#### Data records
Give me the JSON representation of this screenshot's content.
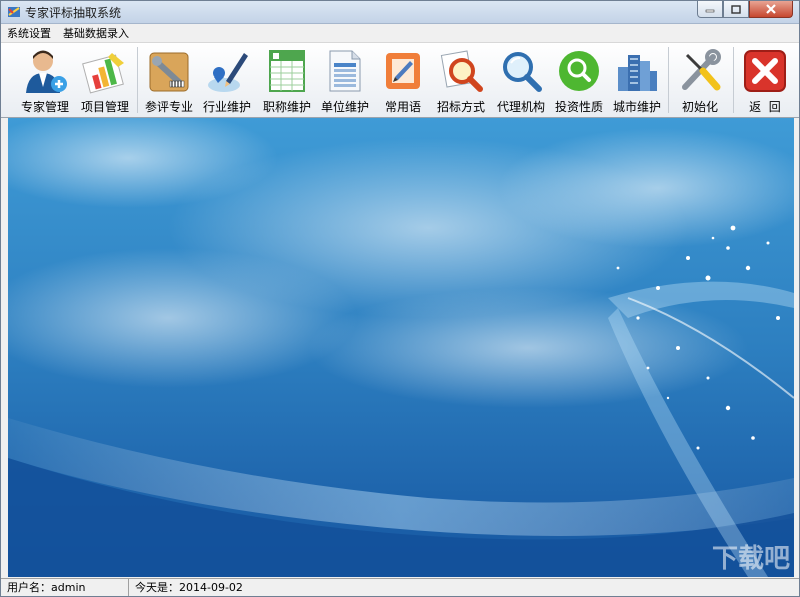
{
  "window": {
    "title": "专家评标抽取系统"
  },
  "menu": [
    {
      "label": "系统设置"
    },
    {
      "label": "基础数据录入"
    }
  ],
  "toolbar": [
    {
      "label": "专家管理",
      "icon": "user-add-icon"
    },
    {
      "label": "项目管理",
      "icon": "bar-chart-icon"
    },
    {
      "label": "参评专业",
      "icon": "toolbox-icon"
    },
    {
      "label": "行业维护",
      "icon": "map-pencil-icon"
    },
    {
      "label": "职称维护",
      "icon": "spreadsheet-icon"
    },
    {
      "label": "单位维护",
      "icon": "document-table-icon"
    },
    {
      "label": "常用语",
      "icon": "note-edit-icon"
    },
    {
      "label": "招标方式",
      "icon": "magnifier-document-icon"
    },
    {
      "label": "代理机构",
      "icon": "magnifier-icon"
    },
    {
      "label": "投资性质",
      "icon": "green-search-icon"
    },
    {
      "label": "城市维护",
      "icon": "city-buildings-icon"
    },
    {
      "label": "初始化",
      "icon": "wrench-screwdriver-icon"
    },
    {
      "label": "返  回",
      "icon": "red-close-icon"
    }
  ],
  "status": {
    "user": "用户名：admin",
    "date": "今天是：2014-09-02"
  },
  "watermark": "下载吧"
}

#### Task requirements
Your task is to repeat the data above exactly while excluding the pictures.

#### Solution to this problem
Give me the JSON representation of this screenshot's content.
{
  "window": {
    "title": "专家评标抽取系统"
  },
  "menu": [
    {
      "label": "系统设置"
    },
    {
      "label": "基础数据录入"
    }
  ],
  "toolbar": [
    {
      "label": "专家管理",
      "icon": "user-add-icon"
    },
    {
      "label": "项目管理",
      "icon": "bar-chart-icon"
    },
    {
      "label": "参评专业",
      "icon": "toolbox-icon"
    },
    {
      "label": "行业维护",
      "icon": "map-pencil-icon"
    },
    {
      "label": "职称维护",
      "icon": "spreadsheet-icon"
    },
    {
      "label": "单位维护",
      "icon": "document-table-icon"
    },
    {
      "label": "常用语",
      "icon": "note-edit-icon"
    },
    {
      "label": "招标方式",
      "icon": "magnifier-document-icon"
    },
    {
      "label": "代理机构",
      "icon": "magnifier-icon"
    },
    {
      "label": "投资性质",
      "icon": "green-search-icon"
    },
    {
      "label": "城市维护",
      "icon": "city-buildings-icon"
    },
    {
      "label": "初始化",
      "icon": "wrench-screwdriver-icon"
    },
    {
      "label": "返  回",
      "icon": "red-close-icon"
    }
  ],
  "status": {
    "user": "用户名：admin",
    "date": "今天是：2014-09-02"
  },
  "watermark": "下载吧"
}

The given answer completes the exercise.